**Job**
Go through the entries below and collect each line with the string "will" in it.

══════

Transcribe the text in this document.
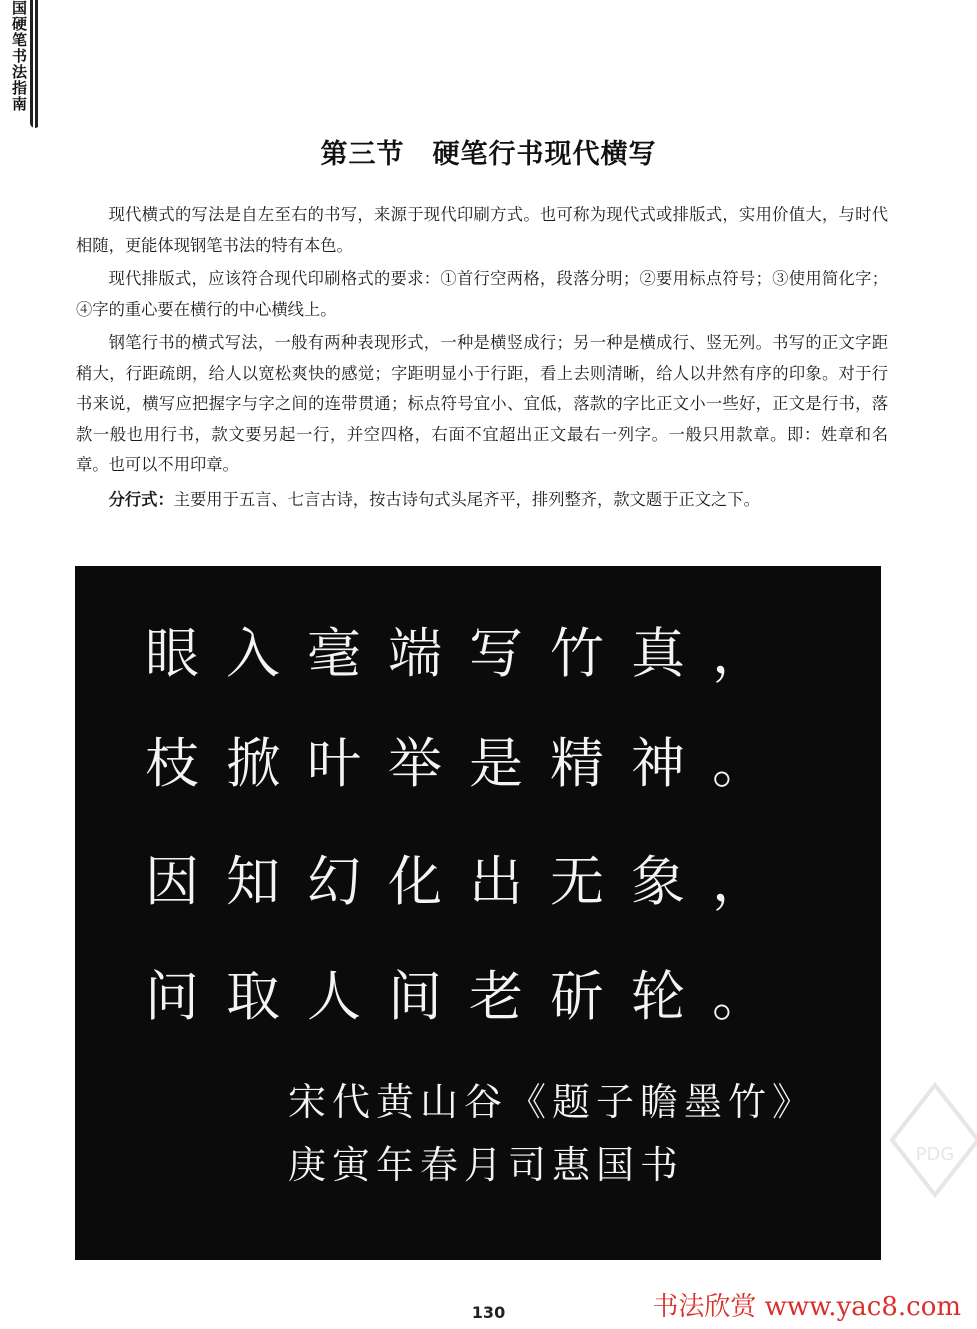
国硬笔书法指南
第三节　硬笔行书现代横写

现代横式的写法是自左至右的书写，来源于现代印刷方式。也可称为现代式或排版式，实用价值大，与时代相随，更能体现钢笔书法的特有本色。

现代排版式，应该符合现代印刷格式的要求：①首行空两格，段落分明；②要用标点符号；③使用简化字；④字的重心要在横行的中心横线上。

钢笔行书的横式写法，一般有两种表现形式，一种是横竖成行；另一种是横成行、竖无列。书写的正文字距稍大，行距疏朗，给人以宽松爽快的感觉；字距明显小于行距，看上去则清晰，给人以井然有序的印象。对于行书来说，横写应把握字与字之间的连带贯通；标点符号宜小、宜低，落款的字比正文小一些好，正文是行书，落款一般也用行书，款文要另起一行，并空四格，右面不宜超出正文最右一列字。一般只用款章。即：姓章和名章。也可以不用印章。

分行式：主要用于五言、七言古诗，按古诗句式头尾齐平，排列整齐，款文题于正文之下。

眼入毫端写竹真，
枝掀叶举是精神。
因知幻化出无象，
问取人间老斫轮。
宋代黄山谷《题子瞻墨竹》
庚寅年春月司惠国书	PDG
130	书法欣赏 www.yac8.com
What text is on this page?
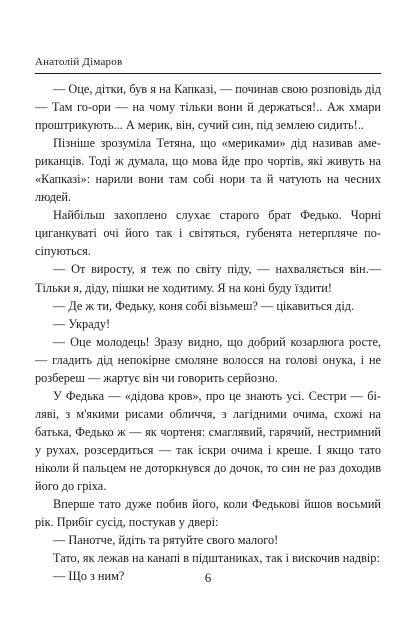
Анатолій Дімаров

— Оце, дітки, був я на Капказі, — починав свою розповідь дід — Там го-ори — на чому тільки вони й держаться!.. Аж хмари проштрикують... А мерик, він, сучий син, під землею сидить!..

Пізніше зрозуміла Тетяна, що «мериками» дід називав американців. Тоді ж думала, що мова йде про чортів, які живуть на «Капказі»: нарили вони там собі нори та й чатують на чесних людей.

Найбільш захоплено слухає старого брат Федько. Чорні циганкуваті очі його так і світяться, губенята нетерпляче посіпуються.

— От виросту, я теж по світу піду, — нахваляється він.— Тільки я, діду, пішки не ходитиму. Я на коні буду їздити!

— Де ж ти, Федьку, коня собі візьмеш? — цікавиться дід.

— Украду!

— Оце молодець! Зразу видно, що добрий козарлюга росте, — гладить дід непокірне смоляне волосся на голові онука, і не розбереш — жартує він чи говорить серйозно.

У Федька — «дідова кров», про це знають усі. Сестри — біляві, з м'якими рисами обличчя, з лагідними очима, схожі на батька, Федько ж — як чортеня: смаглявий, гарячий, нестримний у рухах, розсердиться — так іскри очима і креше. І якщо тато ніколи й пальцем не доторкнувся до дочок, то син не раз доходив його до гріха.

Вперше тато дуже побив його, коли Федькові йшов восьмий рік. Прибіг сусід, постукав у двері:

— Панотче, йдіть та рятуйте свого малого!

Тато, як лежав на канапі в підштаниках, так і вискочив надвір:

— Що з ним?	6
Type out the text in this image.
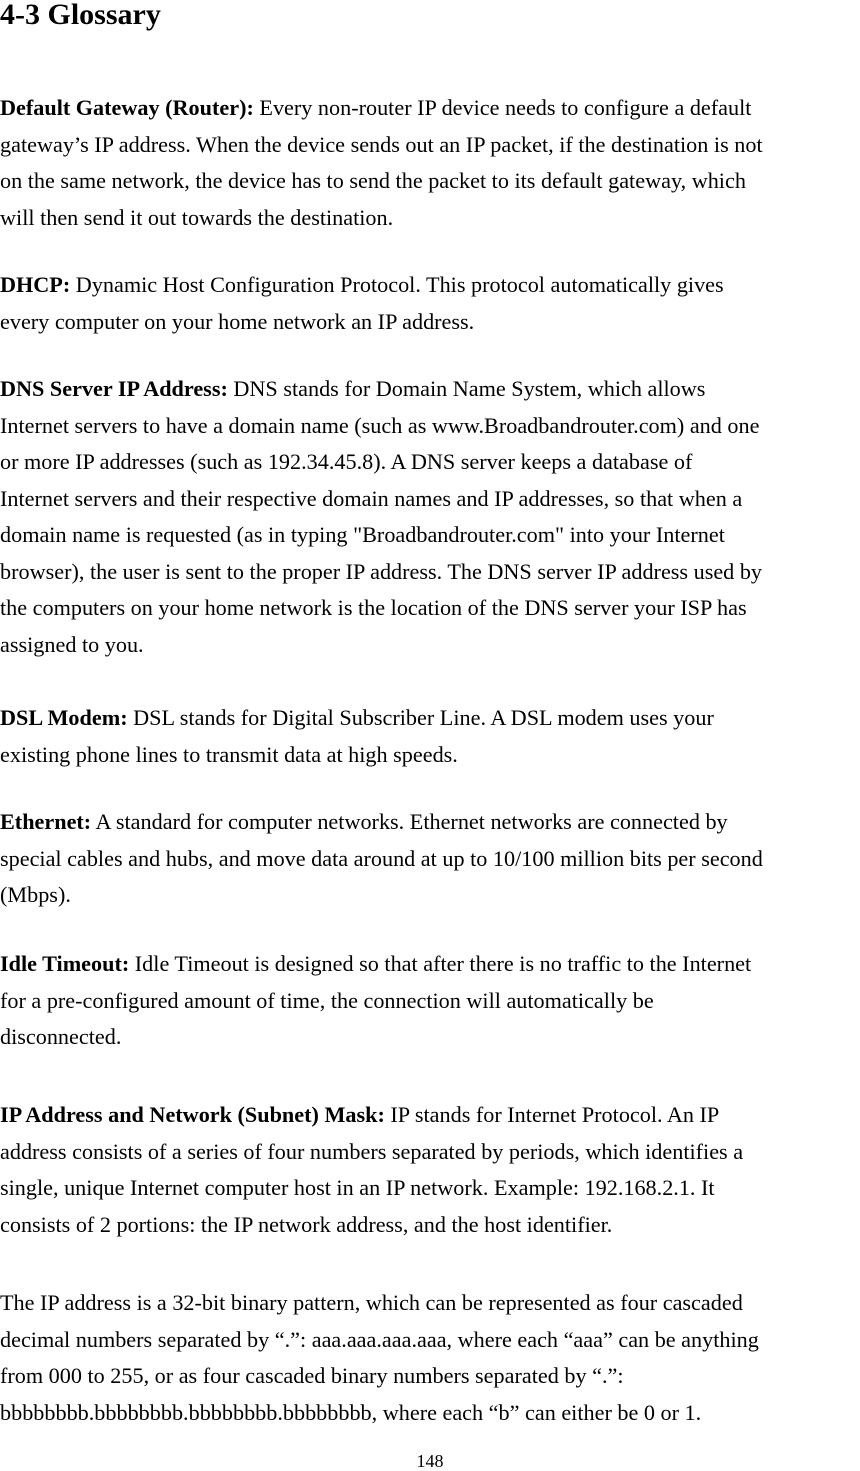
4-3 Glossary

Default Gateway (Router): Every non-router IP device needs to configure a default
gateway’s IP address. When the device sends out an IP packet, if the destination is not
on the same network, the device has to send the packet to its default gateway, which
will then send it out towards the destination.

DHCP: Dynamic Host Configuration Protocol. This protocol automatically gives
every computer on your home network an IP address.

DNS Server IP Address: DNS stands for Domain Name System, which allows
Internet servers to have a domain name (such as www.Broadbandrouter.com) and one
or more IP addresses (such as 192.34.45.8). A DNS server keeps a database of
Internet servers and their respective domain names and IP addresses, so that when a
domain name is requested (as in typing "Broadbandrouter.com" into your Internet
browser), the user is sent to the proper IP address. The DNS server IP address used by
the computers on your home network is the location of the DNS server your ISP has
assigned to you.

DSL Modem: DSL stands for Digital Subscriber Line. A DSL modem uses your
existing phone lines to transmit data at high speeds.

Ethernet: A standard for computer networks. Ethernet networks are connected by
special cables and hubs, and move data around at up to 10/100 million bits per second
(Mbps).

Idle Timeout: Idle Timeout is designed so that after there is no traffic to the Internet
for a pre-configured amount of time, the connection will automatically be
disconnected.

IP Address and Network (Subnet) Mask: IP stands for Internet Protocol. An IP
address consists of a series of four numbers separated by periods, which identifies a
single, unique Internet computer host in an IP network. Example: 192.168.2.1. It
consists of 2 portions: the IP network address, and the host identifier.

The IP address is a 32-bit binary pattern, which can be represented as four cascaded
decimal numbers separated by “.”: aaa.aaa.aaa.aaa, where each “aaa” can be anything
from 000 to 255, or as four cascaded binary numbers separated by “.”:
bbbbbbbb.bbbbbbbb.bbbbbbbb.bbbbbbbb, where each “b” can either be 0 or 1.

148
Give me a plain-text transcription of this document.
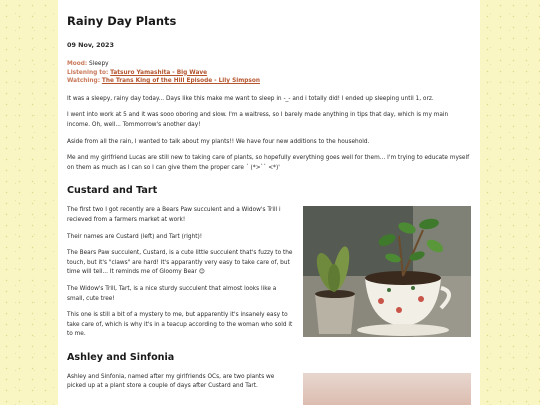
Rainy Day Plants
09 Nov, 2023
Mood: Sleepy
Listening to: Tatsuro Yamashita - Big Wave
Watching: The Trans King of the Hill Episode - Lily Simpson

It was a sleepy, rainy day today... Days like this make me want to sleep in -_- and i totally did! I ended up sleeping until 1, orz.

I went into work at 5 and it was sooo oboring and slow. I'm a waitress, so I barely made anything in tips that day, which is my main income. Oh, well... Tommorrow's another day!

Aside from all the rain, I wanted to talk about my plants!! We have four new additions to the household.

Me and my girlfriend Lucas are still new to taking care of plants, so hopefully everything goes well for them... I'm trying to educate myself on them as much as I can so I can give them the proper care ´ (*>`` <*)'

Custard and Tart

The first two I got recently are a Bears Paw succulent and a Widow's Trill i recieved from a farmers market at work!

Their names are Custard (left) and Tart (right)!

The Bears Paw succulent, Custard, is a cute little succulent that's fuzzy to the touch, but it's "claws" are hard! It's apparantly very easy to take care of, but time will tell... It reminds me of Gloomy Bear 😊

The Widow's Trill, Tart, is a nice sturdy succulent that almost looks like a small, cute tree!

This one is still a bit of a mystery to me, but apparently it's insanely easy to take care of, which is why it's in a teacup according to the woman who sold it to me.

Ashley and Sinfonia

Ashley and Sinfonia, named after my girlfriends OCs, are two plants we picked up at a plant store a couple of days after Custard and Tart.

══════

**In response**
will then send it out towards the destination.
for a pre-configured amount of time, the connection will automatically be
The Bears Paw succulent, Custard, is a cute little succulent that's fuzzy to the touch, but it's "claws" are hard! It's apparantly very easy to take care of, but time will tell... It reminds me of Gloomy Bear 😊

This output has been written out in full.